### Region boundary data
────────

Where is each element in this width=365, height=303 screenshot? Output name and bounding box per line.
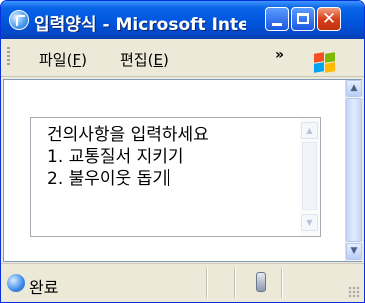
toolbar-grip[interactable] <box>7 47 10 67</box>
menu-edit[interactable]: 편집(E) <box>120 49 169 70</box>
menu-edit-accel: E <box>153 51 163 69</box>
menu-file-accel: F <box>72 51 82 69</box>
textarea-line: 2. 불우이웃 돕기 <box>47 169 168 189</box>
menu-file-suffix: ) <box>81 51 87 69</box>
textarea-line: 건의사항을 입력하세요 <box>47 125 209 145</box>
scroll-down-icon[interactable]: ▼ <box>346 243 362 260</box>
status-text: 완료 <box>29 278 59 297</box>
close-button[interactable]: ✕ <box>317 7 341 31</box>
suggestion-textarea[interactable]: 건의사항을 입력하세요 1. 교통질서 지키기 2. 불우이웃 돕기 ▲ ▼ <box>30 117 321 237</box>
page-scroll-thumb[interactable] <box>346 98 362 242</box>
status-divider <box>234 268 236 298</box>
textarea-line: 1. 교통질서 지키기 <box>47 147 184 167</box>
minimize-icon <box>272 23 282 26</box>
textarea-line-caret-row: 2. 불우이웃 돕기 <box>47 168 209 190</box>
minimize-button[interactable] <box>265 7 289 31</box>
menu-file-label: 파일( <box>39 51 73 69</box>
textarea-scroll-thumb[interactable] <box>302 142 317 210</box>
menu-bar: 파일(F) 편집(E) » <box>1 39 364 77</box>
status-divider <box>281 268 283 298</box>
textarea-scrollbar[interactable]: ▲ ▼ <box>300 118 320 236</box>
textarea-scroll-down-icon[interactable]: ▼ <box>301 214 318 231</box>
text-caret <box>167 169 169 186</box>
close-icon: ✕ <box>321 9 337 29</box>
windows-flag-icon <box>314 52 336 73</box>
menu-file[interactable]: 파일(F) <box>39 49 87 70</box>
page-scrollbar[interactable]: ▲ ▼ <box>345 80 362 261</box>
ie-icon <box>9 10 29 30</box>
menu-edit-label: 편집( <box>120 51 154 69</box>
textarea-scroll-up-icon[interactable]: ▲ <box>301 122 318 139</box>
textarea-text: 건의사항을 입력하세요 1. 교통질서 지키기 2. 불우이웃 돕기 <box>47 124 209 190</box>
page-content: 건의사항을 입력하세요 1. 교통질서 지키기 2. 불우이웃 돕기 ▲ ▼ ▲… <box>3 79 362 262</box>
resize-grip-icon[interactable] <box>348 286 360 298</box>
security-zone-icon <box>256 272 266 292</box>
status-divider <box>206 268 208 298</box>
ie-page-icon <box>7 274 25 292</box>
browser-window: 입력양식 - Microsoft Internet Explorer ✕ 파일(… <box>0 0 365 303</box>
menu-edit-suffix: ) <box>162 51 169 69</box>
scroll-up-icon[interactable]: ▲ <box>346 80 362 97</box>
menu-overflow-chevron-icon[interactable]: » <box>275 47 284 63</box>
maximize-button[interactable] <box>291 7 315 31</box>
window-title: 입력양식 - Microsoft Internet Explorer <box>34 15 246 32</box>
status-bar: 완료 <box>1 263 364 302</box>
title-bar[interactable]: 입력양식 - Microsoft Internet Explorer ✕ <box>1 1 364 39</box>
maximize-icon <box>297 13 309 24</box>
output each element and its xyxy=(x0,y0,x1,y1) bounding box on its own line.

────────

### Aim
Find every line in the rows above that contains the word "Microsoft", and copy each one.

### Reply
browser-window: 입력양식 - Microsoft Internet Explorer ✕ 파일(… <box>0 0 365 303</box>
window-title: 입력양식 - Microsoft Internet Explorer <box>34 15 246 32</box>
title-bar[interactable]: 입력양식 - Microsoft Internet Explorer ✕ <box>1 1 364 39</box>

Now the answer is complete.